To be done:
Go through the entries below and copy each line containing the word "的不等式".

(Collected data entries)
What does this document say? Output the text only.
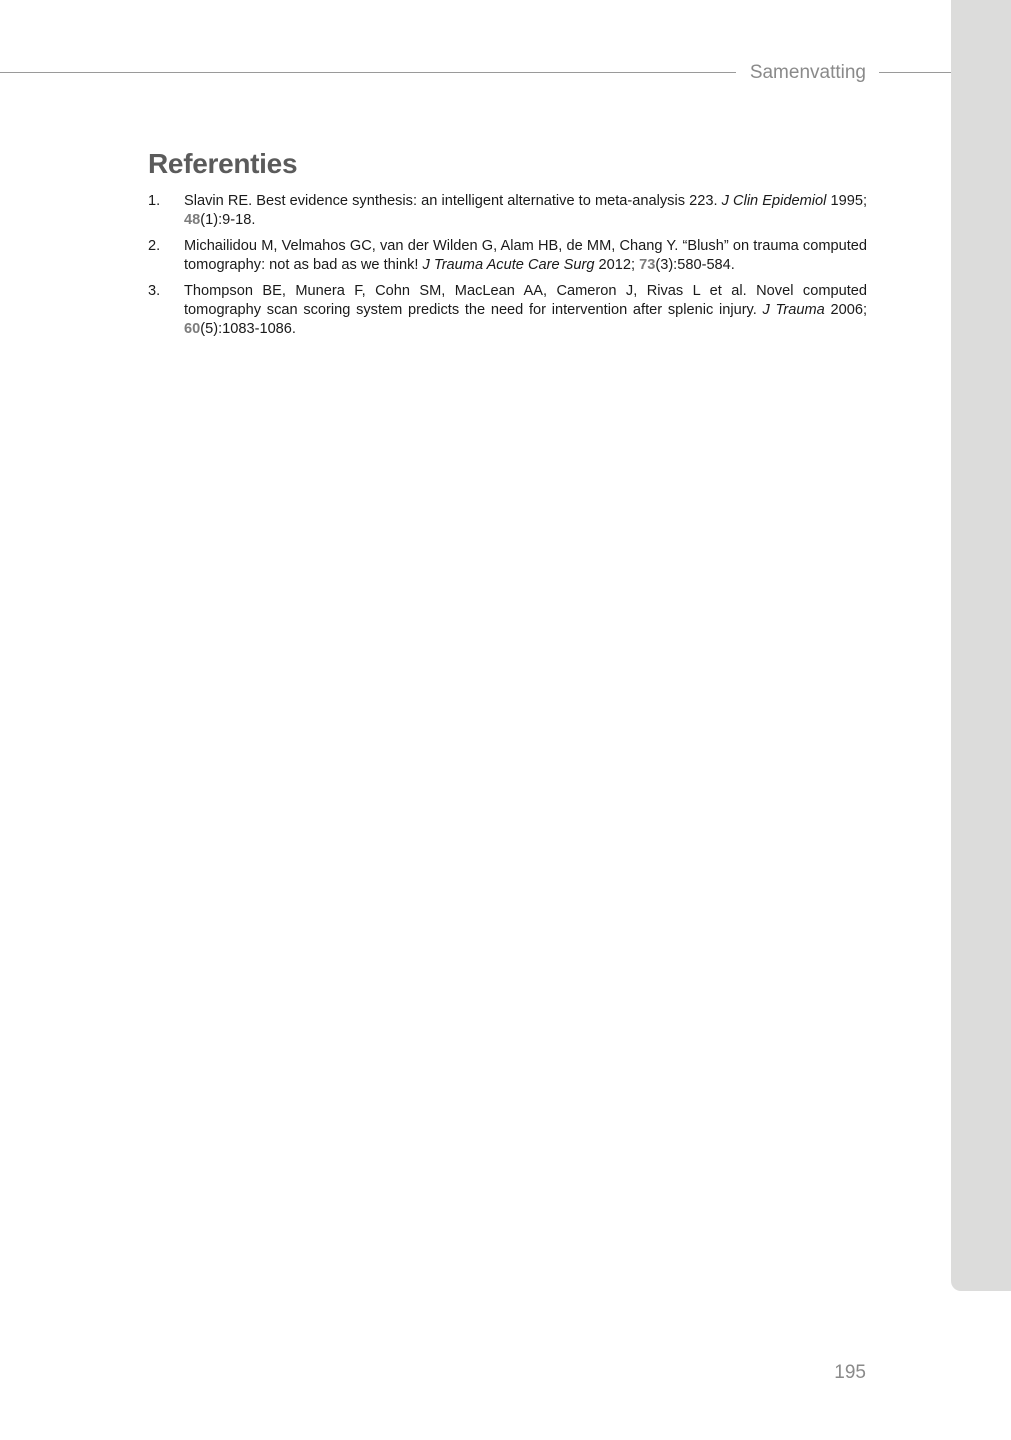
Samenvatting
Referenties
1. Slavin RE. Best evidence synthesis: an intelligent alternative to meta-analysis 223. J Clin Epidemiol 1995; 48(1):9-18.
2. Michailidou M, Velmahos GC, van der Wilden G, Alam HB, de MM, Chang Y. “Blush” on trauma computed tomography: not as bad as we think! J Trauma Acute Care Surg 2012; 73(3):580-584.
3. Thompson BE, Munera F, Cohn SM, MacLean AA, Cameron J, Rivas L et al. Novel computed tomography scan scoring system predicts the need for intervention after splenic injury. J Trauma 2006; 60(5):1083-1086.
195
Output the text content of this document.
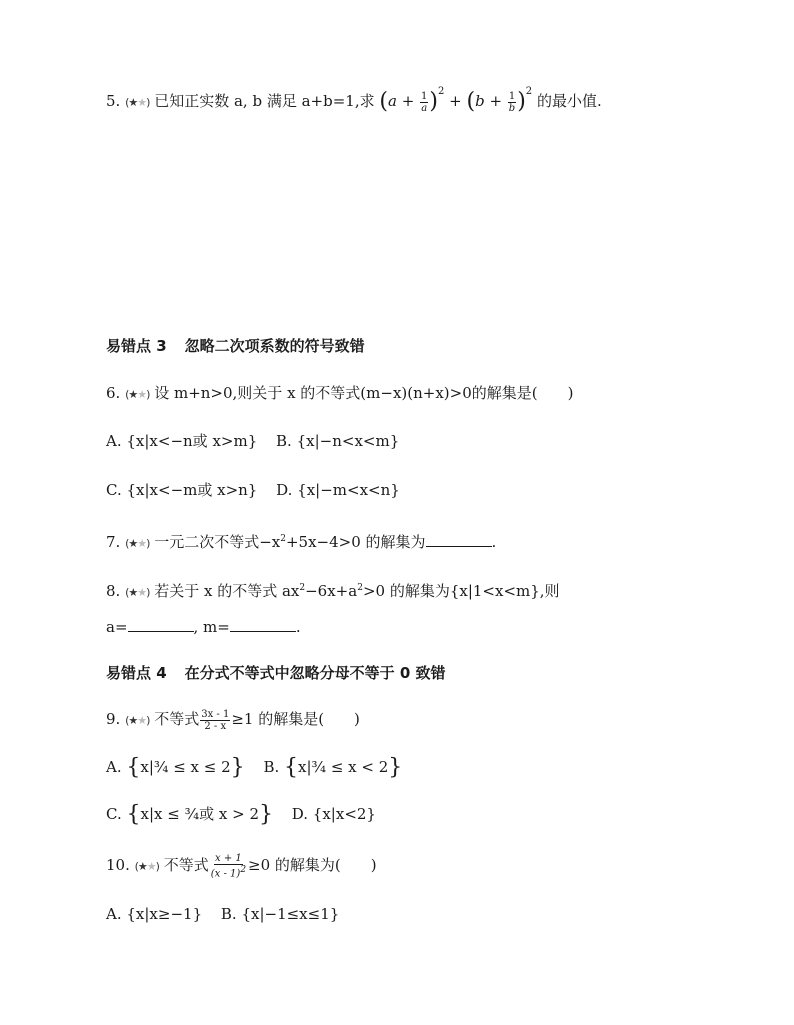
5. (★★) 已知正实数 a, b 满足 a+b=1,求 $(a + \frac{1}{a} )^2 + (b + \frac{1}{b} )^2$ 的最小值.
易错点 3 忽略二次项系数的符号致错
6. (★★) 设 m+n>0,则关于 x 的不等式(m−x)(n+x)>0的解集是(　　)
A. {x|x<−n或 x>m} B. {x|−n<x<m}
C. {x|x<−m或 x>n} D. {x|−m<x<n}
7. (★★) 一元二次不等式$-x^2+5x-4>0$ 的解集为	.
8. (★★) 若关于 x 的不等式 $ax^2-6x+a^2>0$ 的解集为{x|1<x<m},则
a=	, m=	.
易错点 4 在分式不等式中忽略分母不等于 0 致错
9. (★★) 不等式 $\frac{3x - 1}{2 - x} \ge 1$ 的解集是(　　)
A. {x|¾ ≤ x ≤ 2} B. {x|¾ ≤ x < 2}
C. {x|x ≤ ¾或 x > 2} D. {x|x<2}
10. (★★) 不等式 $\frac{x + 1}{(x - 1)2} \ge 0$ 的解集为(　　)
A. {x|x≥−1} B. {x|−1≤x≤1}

---

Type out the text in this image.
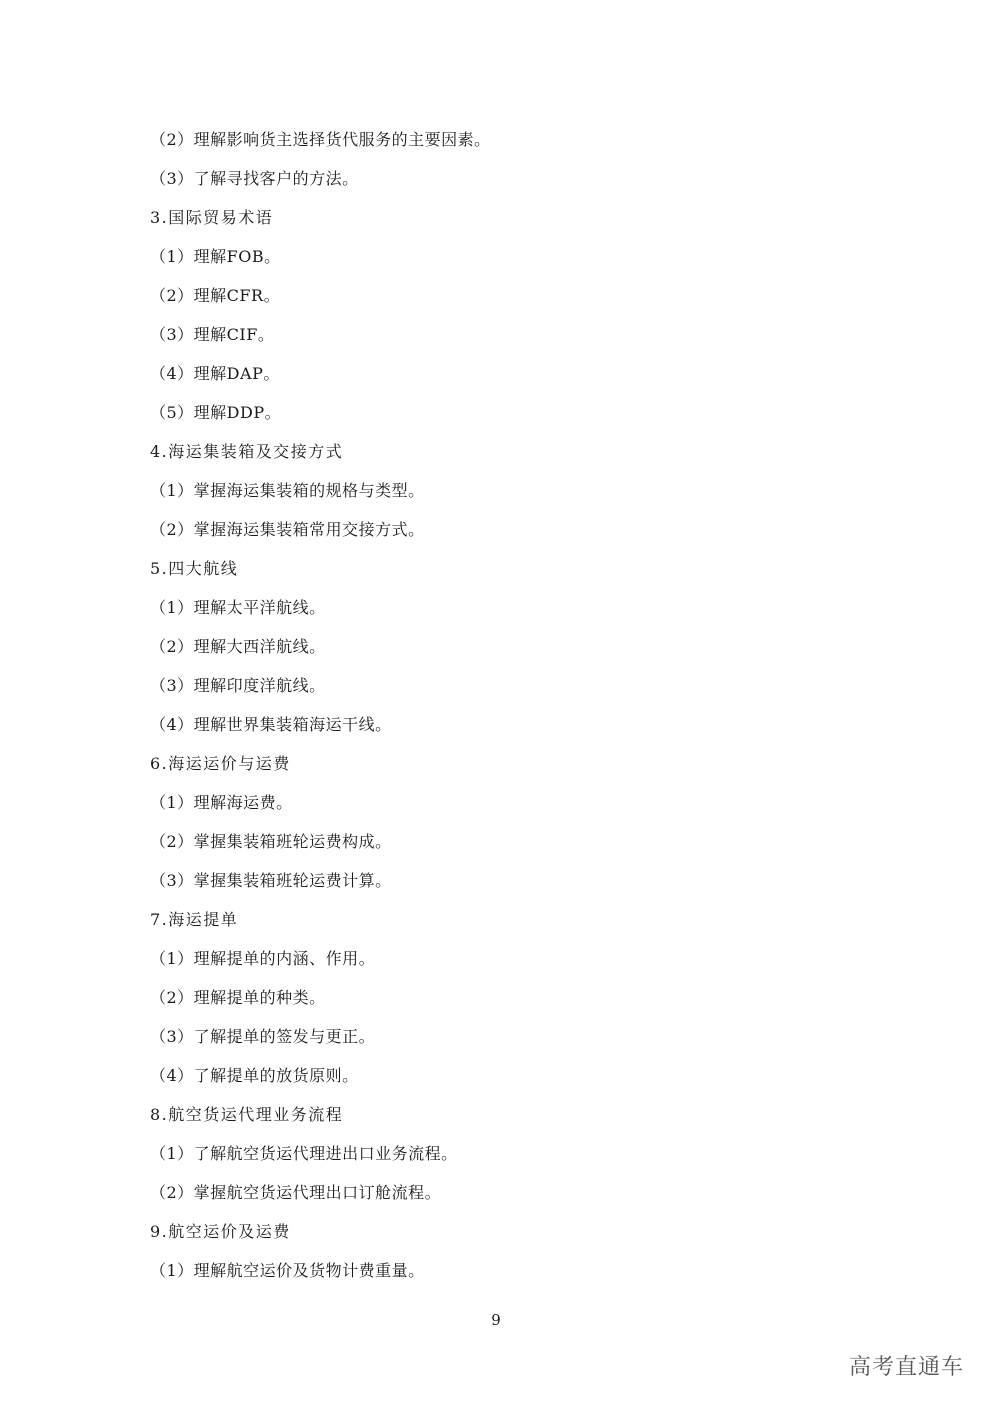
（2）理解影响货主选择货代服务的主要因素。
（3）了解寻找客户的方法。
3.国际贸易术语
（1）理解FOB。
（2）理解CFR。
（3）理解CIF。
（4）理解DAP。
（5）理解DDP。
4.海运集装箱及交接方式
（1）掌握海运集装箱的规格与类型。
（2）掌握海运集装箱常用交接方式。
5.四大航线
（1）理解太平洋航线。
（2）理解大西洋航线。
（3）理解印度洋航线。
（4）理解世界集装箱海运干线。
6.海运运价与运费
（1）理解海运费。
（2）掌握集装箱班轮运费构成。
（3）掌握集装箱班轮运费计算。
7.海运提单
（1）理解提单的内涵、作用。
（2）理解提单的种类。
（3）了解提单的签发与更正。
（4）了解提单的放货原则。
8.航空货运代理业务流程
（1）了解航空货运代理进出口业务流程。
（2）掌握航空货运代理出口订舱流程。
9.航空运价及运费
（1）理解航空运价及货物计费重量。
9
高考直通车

Correct response:
6. (★★) 设 m+n>0,则关于 x 的不等式(m−x)(n+x)>0的解集是(　　)
8. (★★) 若关于 x 的不等式 $ax^2-6x+a^2>0$ 的解集为{x|1<x<m},则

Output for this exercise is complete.